--- Start of Excerpted records ---

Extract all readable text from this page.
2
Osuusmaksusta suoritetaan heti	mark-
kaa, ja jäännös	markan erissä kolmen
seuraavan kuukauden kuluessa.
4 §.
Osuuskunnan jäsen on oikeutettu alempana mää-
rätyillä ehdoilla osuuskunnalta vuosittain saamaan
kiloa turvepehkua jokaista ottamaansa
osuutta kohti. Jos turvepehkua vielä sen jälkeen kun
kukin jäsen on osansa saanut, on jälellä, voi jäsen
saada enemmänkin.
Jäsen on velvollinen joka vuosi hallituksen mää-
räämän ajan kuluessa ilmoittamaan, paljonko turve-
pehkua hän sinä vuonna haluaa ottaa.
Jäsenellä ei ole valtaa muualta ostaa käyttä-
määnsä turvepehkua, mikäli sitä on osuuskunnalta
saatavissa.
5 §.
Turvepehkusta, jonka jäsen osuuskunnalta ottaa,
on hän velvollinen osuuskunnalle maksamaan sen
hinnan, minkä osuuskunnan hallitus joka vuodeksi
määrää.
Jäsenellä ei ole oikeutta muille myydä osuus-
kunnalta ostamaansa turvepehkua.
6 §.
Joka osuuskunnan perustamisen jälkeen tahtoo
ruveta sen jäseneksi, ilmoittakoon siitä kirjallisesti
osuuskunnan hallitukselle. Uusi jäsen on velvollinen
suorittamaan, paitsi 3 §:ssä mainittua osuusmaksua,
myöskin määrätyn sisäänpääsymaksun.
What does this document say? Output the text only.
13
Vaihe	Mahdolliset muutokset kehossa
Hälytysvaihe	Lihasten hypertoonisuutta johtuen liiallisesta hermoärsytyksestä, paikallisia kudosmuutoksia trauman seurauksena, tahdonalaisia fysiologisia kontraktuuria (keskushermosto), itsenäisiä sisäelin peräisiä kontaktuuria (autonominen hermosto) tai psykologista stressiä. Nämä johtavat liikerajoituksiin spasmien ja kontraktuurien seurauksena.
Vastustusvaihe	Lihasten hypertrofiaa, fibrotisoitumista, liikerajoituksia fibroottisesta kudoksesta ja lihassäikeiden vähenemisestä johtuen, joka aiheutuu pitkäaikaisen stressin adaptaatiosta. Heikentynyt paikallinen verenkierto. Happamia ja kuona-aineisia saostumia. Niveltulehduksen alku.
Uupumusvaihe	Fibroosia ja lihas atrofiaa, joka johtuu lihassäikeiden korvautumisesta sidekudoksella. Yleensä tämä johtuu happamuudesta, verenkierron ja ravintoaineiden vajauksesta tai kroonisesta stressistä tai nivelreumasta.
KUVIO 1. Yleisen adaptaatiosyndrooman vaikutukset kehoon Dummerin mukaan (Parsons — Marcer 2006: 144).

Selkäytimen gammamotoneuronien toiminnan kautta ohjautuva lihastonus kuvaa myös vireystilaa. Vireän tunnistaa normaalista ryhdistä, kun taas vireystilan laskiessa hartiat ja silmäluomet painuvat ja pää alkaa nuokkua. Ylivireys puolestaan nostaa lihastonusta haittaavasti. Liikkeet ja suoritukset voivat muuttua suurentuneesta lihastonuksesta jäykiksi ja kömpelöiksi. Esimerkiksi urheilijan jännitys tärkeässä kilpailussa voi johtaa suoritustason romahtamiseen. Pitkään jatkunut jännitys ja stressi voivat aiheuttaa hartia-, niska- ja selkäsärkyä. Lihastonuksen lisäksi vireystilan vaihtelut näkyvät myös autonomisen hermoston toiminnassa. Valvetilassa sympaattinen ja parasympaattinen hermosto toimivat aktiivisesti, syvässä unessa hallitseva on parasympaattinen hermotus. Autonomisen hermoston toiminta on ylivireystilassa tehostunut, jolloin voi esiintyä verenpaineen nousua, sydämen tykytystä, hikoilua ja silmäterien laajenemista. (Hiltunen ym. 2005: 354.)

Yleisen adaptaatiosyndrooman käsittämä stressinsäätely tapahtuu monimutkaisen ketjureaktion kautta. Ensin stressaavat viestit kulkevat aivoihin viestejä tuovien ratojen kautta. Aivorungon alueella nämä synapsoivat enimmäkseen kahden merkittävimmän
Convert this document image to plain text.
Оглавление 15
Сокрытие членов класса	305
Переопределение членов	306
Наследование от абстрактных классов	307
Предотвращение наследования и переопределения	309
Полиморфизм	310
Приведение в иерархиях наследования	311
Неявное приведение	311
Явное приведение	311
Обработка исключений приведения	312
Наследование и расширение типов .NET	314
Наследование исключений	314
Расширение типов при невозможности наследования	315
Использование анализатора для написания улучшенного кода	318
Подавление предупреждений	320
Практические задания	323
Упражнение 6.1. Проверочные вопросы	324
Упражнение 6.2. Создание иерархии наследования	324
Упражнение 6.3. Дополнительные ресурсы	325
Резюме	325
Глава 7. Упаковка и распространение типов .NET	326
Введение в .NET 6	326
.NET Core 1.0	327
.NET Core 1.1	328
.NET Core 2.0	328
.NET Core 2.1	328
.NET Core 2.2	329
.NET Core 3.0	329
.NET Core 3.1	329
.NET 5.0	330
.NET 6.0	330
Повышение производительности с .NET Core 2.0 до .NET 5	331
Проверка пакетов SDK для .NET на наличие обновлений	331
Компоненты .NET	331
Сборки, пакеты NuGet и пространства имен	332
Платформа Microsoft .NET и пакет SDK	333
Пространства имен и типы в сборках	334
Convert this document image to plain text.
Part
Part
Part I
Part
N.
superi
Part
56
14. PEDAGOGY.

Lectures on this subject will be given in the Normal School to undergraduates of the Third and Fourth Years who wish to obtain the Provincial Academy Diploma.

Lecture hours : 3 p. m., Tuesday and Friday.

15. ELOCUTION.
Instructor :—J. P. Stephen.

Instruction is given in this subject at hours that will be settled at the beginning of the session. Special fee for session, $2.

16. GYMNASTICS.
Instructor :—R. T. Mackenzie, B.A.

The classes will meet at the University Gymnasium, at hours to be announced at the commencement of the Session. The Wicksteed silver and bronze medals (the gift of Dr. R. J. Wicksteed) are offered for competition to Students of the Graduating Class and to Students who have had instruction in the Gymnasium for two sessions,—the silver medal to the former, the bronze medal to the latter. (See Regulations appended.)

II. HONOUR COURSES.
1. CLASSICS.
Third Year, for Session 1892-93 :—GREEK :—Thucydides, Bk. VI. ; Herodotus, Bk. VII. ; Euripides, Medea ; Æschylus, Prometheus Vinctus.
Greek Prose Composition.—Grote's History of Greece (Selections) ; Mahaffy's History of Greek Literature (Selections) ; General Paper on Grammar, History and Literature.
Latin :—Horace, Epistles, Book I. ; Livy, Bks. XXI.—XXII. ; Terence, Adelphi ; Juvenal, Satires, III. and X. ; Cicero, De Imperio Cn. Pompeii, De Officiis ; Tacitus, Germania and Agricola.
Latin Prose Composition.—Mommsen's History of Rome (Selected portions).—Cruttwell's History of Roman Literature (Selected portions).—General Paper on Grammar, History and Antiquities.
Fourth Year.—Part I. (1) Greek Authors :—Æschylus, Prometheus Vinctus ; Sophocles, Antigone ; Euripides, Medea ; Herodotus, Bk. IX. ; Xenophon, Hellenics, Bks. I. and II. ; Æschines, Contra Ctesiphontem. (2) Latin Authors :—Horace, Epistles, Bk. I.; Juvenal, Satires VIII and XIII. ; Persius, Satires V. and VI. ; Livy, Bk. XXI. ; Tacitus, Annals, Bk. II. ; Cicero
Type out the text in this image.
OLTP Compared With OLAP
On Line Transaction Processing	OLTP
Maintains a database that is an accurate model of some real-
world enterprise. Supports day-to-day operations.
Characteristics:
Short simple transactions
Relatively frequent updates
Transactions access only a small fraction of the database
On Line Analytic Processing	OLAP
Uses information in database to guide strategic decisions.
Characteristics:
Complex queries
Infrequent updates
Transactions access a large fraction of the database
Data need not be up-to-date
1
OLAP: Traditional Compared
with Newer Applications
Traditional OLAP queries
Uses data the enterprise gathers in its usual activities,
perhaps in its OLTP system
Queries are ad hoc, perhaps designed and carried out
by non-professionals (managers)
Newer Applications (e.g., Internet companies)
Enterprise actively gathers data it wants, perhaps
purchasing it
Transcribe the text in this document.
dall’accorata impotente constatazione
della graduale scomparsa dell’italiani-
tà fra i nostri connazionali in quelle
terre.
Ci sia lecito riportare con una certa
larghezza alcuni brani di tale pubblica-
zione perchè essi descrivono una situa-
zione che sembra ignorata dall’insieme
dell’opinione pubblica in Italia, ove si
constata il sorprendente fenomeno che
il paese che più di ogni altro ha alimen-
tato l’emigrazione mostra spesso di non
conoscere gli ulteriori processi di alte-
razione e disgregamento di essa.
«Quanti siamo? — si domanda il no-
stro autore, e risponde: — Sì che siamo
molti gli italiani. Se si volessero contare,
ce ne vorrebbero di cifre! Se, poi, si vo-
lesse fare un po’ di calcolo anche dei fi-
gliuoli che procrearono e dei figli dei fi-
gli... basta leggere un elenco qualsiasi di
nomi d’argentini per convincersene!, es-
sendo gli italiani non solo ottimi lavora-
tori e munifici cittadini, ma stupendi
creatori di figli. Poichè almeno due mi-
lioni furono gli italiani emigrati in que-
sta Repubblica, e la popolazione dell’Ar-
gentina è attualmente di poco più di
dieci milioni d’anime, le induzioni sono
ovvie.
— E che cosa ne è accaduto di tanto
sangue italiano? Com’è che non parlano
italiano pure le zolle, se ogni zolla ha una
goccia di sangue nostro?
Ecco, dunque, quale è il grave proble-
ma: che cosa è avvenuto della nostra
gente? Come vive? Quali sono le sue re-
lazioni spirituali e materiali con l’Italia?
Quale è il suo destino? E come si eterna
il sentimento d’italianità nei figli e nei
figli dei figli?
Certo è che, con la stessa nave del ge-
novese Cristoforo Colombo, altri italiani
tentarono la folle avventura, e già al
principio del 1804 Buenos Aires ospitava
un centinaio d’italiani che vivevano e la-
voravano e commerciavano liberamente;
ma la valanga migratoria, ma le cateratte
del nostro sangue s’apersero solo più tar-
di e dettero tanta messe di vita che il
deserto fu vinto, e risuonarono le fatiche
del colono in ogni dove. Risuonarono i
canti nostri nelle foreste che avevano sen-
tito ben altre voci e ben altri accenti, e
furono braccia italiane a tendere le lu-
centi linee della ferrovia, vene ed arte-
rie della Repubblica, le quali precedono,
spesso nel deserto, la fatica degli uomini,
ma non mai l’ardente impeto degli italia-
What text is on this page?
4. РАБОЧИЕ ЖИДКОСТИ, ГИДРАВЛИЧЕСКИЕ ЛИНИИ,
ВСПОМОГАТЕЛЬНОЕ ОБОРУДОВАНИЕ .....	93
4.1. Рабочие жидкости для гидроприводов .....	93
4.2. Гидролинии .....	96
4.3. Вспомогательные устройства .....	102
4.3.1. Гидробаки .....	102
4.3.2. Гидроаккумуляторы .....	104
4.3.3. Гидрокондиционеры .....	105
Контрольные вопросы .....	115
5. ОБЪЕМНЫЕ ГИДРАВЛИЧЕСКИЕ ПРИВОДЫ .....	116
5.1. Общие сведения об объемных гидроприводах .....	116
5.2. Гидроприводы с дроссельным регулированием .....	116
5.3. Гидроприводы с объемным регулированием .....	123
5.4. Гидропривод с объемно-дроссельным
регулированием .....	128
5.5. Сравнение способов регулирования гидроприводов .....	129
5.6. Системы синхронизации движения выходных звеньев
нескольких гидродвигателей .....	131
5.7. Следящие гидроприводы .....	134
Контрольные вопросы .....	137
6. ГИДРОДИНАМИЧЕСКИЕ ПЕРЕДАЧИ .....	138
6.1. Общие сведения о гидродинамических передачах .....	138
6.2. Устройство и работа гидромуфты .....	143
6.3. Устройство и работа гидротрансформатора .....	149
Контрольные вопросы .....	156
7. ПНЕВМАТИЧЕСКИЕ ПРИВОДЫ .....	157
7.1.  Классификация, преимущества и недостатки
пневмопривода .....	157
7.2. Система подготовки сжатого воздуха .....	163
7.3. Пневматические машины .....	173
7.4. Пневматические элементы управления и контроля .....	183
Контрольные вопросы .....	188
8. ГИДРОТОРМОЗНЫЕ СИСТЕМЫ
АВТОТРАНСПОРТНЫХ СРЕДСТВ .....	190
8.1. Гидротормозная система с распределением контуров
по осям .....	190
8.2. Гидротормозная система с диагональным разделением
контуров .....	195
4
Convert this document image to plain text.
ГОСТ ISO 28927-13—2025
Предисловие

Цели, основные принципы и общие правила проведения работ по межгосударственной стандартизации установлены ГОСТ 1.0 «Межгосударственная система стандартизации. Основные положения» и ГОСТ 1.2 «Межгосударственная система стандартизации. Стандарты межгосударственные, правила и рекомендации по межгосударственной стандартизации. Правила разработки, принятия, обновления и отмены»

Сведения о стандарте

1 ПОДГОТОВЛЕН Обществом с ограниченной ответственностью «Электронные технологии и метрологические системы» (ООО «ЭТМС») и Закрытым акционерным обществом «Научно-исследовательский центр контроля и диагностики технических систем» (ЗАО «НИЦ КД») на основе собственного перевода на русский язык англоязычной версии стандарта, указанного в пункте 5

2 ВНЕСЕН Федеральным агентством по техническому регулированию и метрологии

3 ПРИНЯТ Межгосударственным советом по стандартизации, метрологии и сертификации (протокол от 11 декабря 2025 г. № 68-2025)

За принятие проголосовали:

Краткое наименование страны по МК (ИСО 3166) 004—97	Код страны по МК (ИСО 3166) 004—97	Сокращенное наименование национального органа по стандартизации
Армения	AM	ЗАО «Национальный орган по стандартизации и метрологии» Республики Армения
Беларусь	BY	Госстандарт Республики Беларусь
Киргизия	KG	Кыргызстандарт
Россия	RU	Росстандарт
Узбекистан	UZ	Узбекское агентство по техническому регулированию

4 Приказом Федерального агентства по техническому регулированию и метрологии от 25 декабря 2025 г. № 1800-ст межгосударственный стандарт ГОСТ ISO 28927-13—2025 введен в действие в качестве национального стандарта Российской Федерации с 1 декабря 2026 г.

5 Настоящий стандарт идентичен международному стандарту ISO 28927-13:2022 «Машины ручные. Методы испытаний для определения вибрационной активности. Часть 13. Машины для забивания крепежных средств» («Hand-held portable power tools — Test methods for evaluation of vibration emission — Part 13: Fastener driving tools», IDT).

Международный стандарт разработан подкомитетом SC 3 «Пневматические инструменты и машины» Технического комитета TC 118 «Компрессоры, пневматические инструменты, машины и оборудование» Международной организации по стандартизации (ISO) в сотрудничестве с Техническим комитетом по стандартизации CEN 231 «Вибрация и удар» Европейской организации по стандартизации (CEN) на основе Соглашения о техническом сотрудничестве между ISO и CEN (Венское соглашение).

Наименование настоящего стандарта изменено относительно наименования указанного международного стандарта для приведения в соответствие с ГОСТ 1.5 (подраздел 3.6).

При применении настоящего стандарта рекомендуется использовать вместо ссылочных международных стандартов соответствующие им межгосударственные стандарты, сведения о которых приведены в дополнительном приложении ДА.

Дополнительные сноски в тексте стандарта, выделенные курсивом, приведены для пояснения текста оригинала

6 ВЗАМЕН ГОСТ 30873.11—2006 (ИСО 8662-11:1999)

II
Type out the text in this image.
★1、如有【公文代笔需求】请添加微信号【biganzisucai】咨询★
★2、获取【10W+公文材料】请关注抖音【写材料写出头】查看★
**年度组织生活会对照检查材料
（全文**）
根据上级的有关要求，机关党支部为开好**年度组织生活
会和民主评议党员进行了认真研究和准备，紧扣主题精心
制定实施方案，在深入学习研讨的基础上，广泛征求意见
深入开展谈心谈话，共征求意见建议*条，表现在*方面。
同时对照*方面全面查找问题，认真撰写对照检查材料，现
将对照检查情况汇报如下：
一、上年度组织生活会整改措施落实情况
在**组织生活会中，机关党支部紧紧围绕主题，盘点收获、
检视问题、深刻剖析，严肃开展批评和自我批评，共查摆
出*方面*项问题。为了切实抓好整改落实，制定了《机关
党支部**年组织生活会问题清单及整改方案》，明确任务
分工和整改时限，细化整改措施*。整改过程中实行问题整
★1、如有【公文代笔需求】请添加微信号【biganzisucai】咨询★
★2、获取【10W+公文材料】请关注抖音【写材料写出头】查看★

--- End of Excerpted records ---

**What the task asks**
Find the lines containing "Fourth" and list every one of them.

**Answer for the task**
Lectures on this subject will be given in the Normal School to undergraduates of the Third and Fourth Years who wish to obtain the Provincial Academy Diploma.
Fourth Year.—Part I. (1) Greek Authors :—Æschylus, Prometheus Vinctus ; Sophocles, Antigone ; Euripides, Medea ; Herodotus, Bk. IX. ; Xenophon, Hellenics, Bks. I. and II. ; Æschines, Contra Ctesiphontem. (2) Latin Authors :—Horace, Epistles, Bk. I.; Juvenal, Satires VIII and XIII. ; Persius, Satires V. and VI. ; Livy, Bk. XXI. ; Tacitus, Annals, Bk. II. ; Cicero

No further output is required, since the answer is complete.